**What this task involves**
Of the lines in these entries, how many contain the string "JSON"? Give the number and nothing else.

**Dataset extract**
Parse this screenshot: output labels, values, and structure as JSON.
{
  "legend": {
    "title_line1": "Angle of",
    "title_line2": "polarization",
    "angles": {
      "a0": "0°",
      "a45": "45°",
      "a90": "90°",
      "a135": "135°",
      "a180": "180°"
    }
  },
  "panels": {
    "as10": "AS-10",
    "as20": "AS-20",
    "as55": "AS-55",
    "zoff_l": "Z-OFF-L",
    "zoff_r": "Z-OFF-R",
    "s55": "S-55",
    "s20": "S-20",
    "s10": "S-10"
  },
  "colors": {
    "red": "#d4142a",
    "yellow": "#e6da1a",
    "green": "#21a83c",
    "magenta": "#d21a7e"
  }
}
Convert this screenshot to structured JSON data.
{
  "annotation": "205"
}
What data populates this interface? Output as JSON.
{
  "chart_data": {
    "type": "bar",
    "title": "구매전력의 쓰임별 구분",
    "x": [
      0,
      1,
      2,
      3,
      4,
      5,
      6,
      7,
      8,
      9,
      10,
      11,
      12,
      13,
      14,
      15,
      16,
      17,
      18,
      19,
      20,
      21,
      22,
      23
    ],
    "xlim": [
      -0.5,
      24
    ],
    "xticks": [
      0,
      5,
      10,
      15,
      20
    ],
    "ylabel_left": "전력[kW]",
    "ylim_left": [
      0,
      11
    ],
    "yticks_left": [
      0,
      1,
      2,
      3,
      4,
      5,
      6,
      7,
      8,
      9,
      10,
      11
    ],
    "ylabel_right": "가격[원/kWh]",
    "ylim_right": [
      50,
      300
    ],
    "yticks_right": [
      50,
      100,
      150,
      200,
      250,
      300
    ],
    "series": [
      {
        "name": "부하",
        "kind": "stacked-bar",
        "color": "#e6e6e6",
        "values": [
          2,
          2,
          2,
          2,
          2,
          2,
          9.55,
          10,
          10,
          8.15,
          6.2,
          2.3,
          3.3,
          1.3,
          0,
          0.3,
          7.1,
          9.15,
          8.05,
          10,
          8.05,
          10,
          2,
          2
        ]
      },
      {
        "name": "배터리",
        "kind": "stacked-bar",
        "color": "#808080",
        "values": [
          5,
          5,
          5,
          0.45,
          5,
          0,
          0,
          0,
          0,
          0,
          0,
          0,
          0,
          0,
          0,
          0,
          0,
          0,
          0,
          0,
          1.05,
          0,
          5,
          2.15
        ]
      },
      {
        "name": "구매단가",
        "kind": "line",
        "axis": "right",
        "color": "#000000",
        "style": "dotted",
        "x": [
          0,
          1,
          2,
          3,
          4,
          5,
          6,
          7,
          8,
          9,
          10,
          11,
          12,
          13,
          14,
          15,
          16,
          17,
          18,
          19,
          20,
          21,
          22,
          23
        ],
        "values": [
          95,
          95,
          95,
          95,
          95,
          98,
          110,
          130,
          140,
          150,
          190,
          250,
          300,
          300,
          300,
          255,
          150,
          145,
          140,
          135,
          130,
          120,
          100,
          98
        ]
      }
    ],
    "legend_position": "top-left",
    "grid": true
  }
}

**Correct output**
3